• **Directions**: Repeat the data word for word. Do not include the pictures.

• **Provided data**:
-- Begin --

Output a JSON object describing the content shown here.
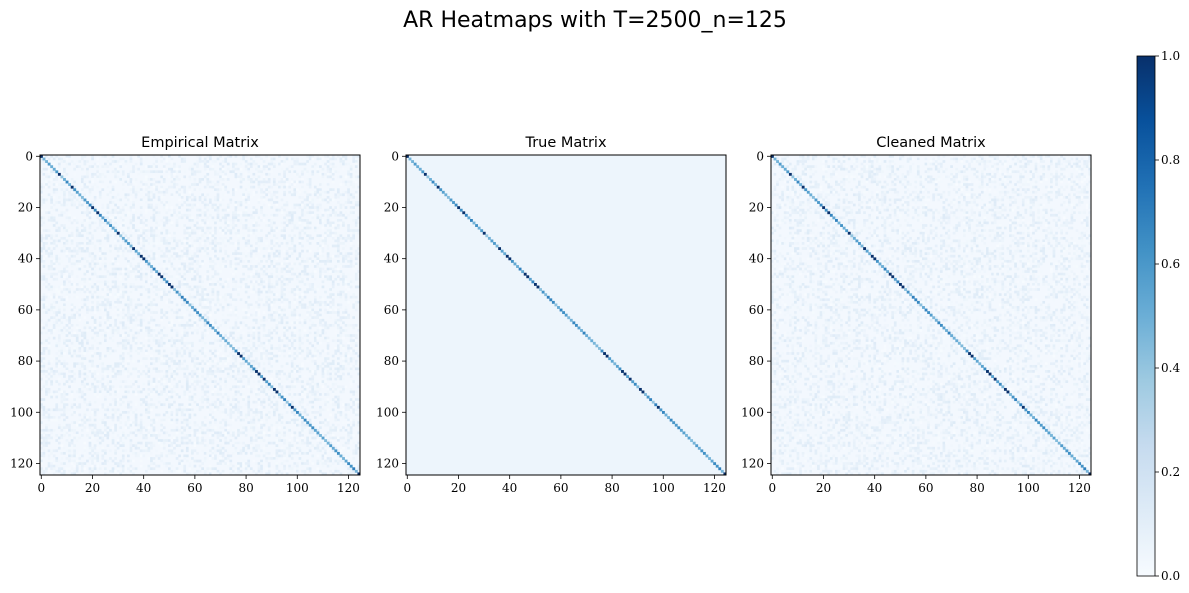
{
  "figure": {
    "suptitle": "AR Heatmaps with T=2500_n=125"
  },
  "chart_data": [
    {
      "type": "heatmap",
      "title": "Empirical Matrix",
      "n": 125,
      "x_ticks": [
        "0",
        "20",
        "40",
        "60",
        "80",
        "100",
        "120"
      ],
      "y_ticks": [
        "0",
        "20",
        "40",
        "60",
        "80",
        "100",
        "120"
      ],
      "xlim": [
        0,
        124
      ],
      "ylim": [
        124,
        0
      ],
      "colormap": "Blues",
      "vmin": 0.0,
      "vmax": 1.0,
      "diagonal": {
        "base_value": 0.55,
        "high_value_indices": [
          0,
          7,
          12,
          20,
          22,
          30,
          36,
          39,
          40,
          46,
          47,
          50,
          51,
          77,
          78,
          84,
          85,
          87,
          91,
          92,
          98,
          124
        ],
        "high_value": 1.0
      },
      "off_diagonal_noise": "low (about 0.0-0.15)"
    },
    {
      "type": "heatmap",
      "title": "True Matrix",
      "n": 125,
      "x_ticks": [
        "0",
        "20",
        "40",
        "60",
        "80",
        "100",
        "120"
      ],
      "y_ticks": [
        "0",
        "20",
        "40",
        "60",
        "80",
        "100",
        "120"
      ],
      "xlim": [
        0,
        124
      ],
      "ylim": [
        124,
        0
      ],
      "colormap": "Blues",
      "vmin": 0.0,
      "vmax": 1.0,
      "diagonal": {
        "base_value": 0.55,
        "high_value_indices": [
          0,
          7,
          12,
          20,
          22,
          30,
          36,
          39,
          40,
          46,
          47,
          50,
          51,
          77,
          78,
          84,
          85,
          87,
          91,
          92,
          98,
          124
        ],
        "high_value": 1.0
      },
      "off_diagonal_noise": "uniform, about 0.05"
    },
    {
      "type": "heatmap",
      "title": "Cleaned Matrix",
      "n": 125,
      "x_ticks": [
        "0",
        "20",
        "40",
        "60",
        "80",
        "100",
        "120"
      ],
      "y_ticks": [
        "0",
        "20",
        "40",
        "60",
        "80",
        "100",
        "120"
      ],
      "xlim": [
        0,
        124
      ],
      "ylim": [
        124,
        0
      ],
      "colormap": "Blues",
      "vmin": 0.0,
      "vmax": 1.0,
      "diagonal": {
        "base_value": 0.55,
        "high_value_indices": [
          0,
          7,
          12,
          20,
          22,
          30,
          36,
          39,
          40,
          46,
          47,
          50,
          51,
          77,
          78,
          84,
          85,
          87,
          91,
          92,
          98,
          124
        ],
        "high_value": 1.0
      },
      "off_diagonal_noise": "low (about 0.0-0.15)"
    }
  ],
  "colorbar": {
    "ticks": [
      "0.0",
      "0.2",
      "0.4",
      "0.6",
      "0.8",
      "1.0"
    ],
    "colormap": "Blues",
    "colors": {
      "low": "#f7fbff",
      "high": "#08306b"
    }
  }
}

-- End --

• **Solved problem**:
Output a JSON object describing the content shown here.
{
  "figure": {
    "suptitle": "AR Heatmaps with T=2500_n=125"
  },
  "chart_data": [
    {
      "type": "heatmap",
      "title": "Empirical Matrix",
      "n": 125,
      "x_ticks": [
        "0",
        "20",
        "40",
        "60",
        "80",
        "100",
        "120"
      ],
      "y_ticks": [
        "0",
        "20",
        "40",
        "60",
        "80",
        "100",
        "120"
      ],
      "xlim": [
        0,
        124
      ],
      "ylim": [
        124,
        0
      ],
      "colormap": "Blues",
      "vmin": 0.0,
      "vmax": 1.0,
      "diagonal": {
        "base_value": 0.55,
        "high_value_indices": [
          0,
          7,
          12,
          20,
          22,
          30,
          36,
          39,
          40,
          46,
          47,
          50,
          51,
          77,
          78,
          84,
          85,
          87,
          91,
          92,
          98,
          124
        ],
        "high_value": 1.0
      },
      "off_diagonal_noise": "low (about 0.0-0.15)"
    },
    {
      "type": "heatmap",
      "title": "True Matrix",
      "n": 125,
      "x_ticks": [
        "0",
        "20",
        "40",
        "60",
        "80",
        "100",
        "120"
      ],
      "y_ticks": [
        "0",
        "20",
        "40",
        "60",
        "80",
        "100",
        "120"
      ],
      "xlim": [
        0,
        124
      ],
      "ylim": [
        124,
        0
      ],
      "colormap": "Blues",
      "vmin": 0.0,
      "vmax": 1.0,
      "diagonal": {
        "base_value": 0.55,
        "high_value_indices": [
          0,
          7,
          12,
          20,
          22,
          30,
          36,
          39,
          40,
          46,
          47,
          50,
          51,
          77,
          78,
          84,
          85,
          87,
          91,
          92,
          98,
          124
        ],
        "high_value": 1.0
      },
      "off_diagonal_noise": "uniform, about 0.05"
    },
    {
      "type": "heatmap",
      "title": "Cleaned Matrix",
      "n": 125,
      "x_ticks": [
        "0",
        "20",
        "40",
        "60",
        "80",
        "100",
        "120"
      ],
      "y_ticks": [
        "0",
        "20",
        "40",
        "60",
        "80",
        "100",
        "120"
      ],
      "xlim": [
        0,
        124
      ],
      "ylim": [
        124,
        0
      ],
      "colormap": "Blues",
      "vmin": 0.0,
      "vmax": 1.0,
      "diagonal": {
        "base_value": 0.55,
        "high_value_indices": [
          0,
          7,
          12,
          20,
          22,
          30,
          36,
          39,
          40,
          46,
          47,
          50,
          51,
          77,
          78,
          84,
          85,
          87,
          91,
          92,
          98,
          124
        ],
        "high_value": 1.0
      },
      "off_diagonal_noise": "low (about 0.0-0.15)"
    }
  ],
  "colorbar": {
    "ticks": [
      "0.0",
      "0.2",
      "0.4",
      "0.6",
      "0.8",
      "1.0"
    ],
    "colormap": "Blues",
    "colors": {
      "low": "#f7fbff",
      "high": "#08306b"
    }
  }
}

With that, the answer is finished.